## TASK DETAILS
Determine how many lines include "unlocks". Give the number and nothing else.

## EXERCISE DATA
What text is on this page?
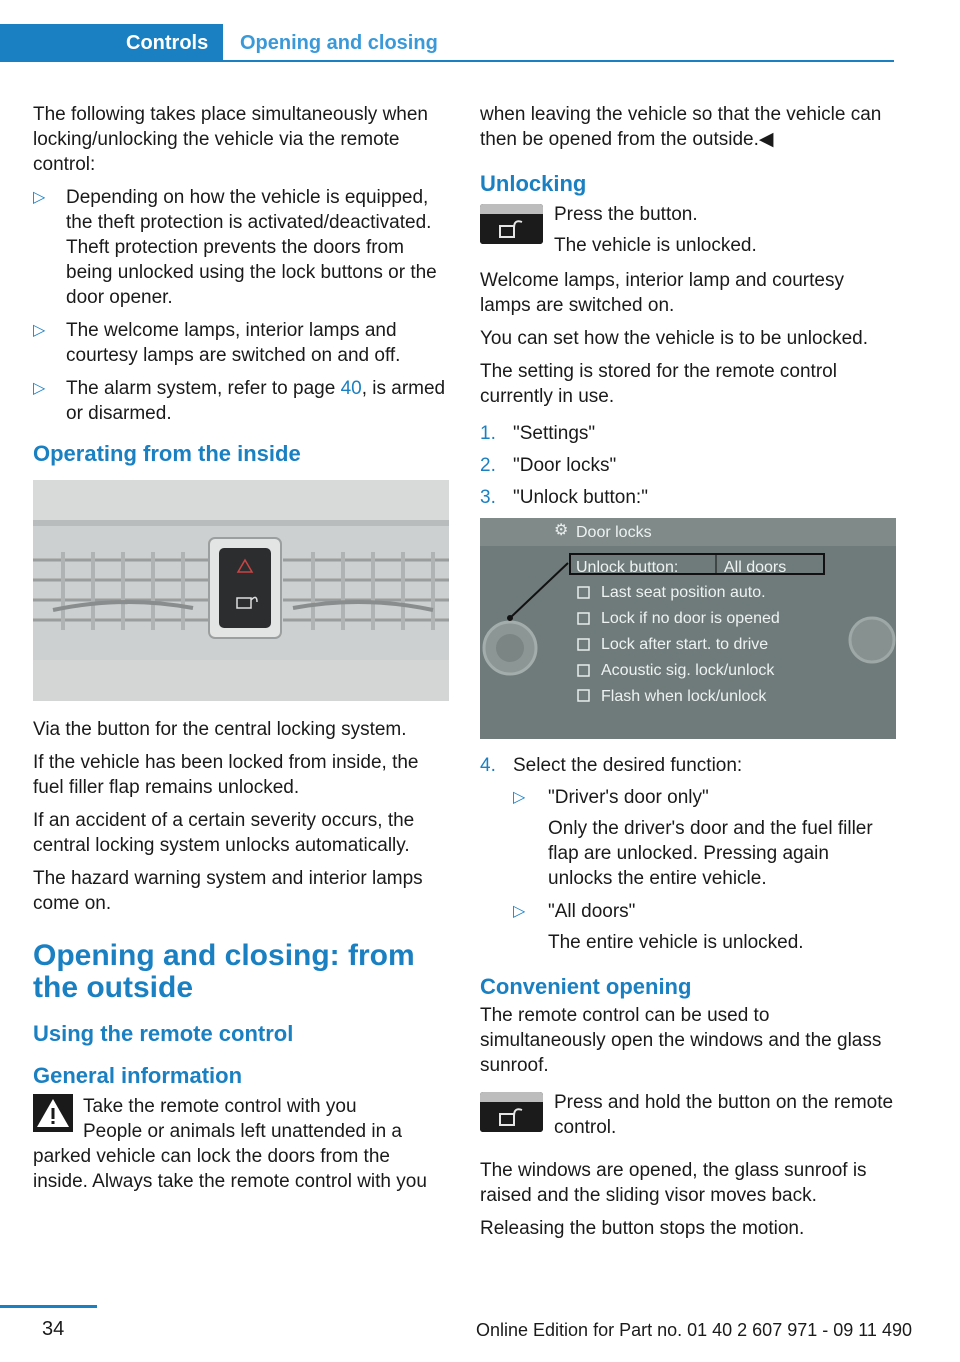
Controls	Opening and closing

The following takes place simultaneously when locking/unlocking the vehicle via the remote control:

▷ Depending on how the vehicle is equipped, the theft protection is activated/deactivated. Theft protection prevents the doors from being unlocked using the lock buttons or the door opener.
▷ The welcome lamps, interior lamps and courtesy lamps are switched on and off.
▷ The alarm system, refer to page 40, is armed or disarmed.
Operating from the inside

Via the button for the central locking system.

If the vehicle has been locked from inside, the fuel filler flap remains unlocked.

If an accident of a certain severity occurs, the central locking system unlocks automatically.

The hazard warning system and interior lamps come on.

Opening and closing: from the outside
Using the remote control
General information
Take the remote control with you
People or animals left unattended in a parked vehicle can lock the doors from the inside. Always take the remote control with you

when leaving the vehicle so that the vehicle can then be opened from the outside.◀

Unlocking

Press the button.

The vehicle is unlocked.

Welcome lamps, interior lamp and courtesy lamps are switched on.

You can set how the vehicle is to be unlocked.

The setting is stored for the remote control currently in use.

1. "Settings"
2. "Door locks"
3. "Unlock button:"
⚙ Door locks
Unlock button:	All doors
Last seat position auto.
Lock if no door is opened
Lock after start. to drive
Acoustic sig. lock/unlock
Flash when lock/unlock
4. Select the desired function:
▷ "Driver's door only"
Only the driver's door and the fuel filler flap are unlocked. Pressing again unlocks the entire vehicle.
▷ "All doors"
The entire vehicle is unlocked.
Convenient opening

The remote control can be used to simultaneously open the windows and the glass sunroof.

Press and hold the button on the remote control.

The windows are opened, the glass sunroof is raised and the sliding visor moves back.

Releasing the button stops the motion.

34	Online Edition for Part no. 01 40 2 607 971 - 09 11 490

## FULL SOLUTION
2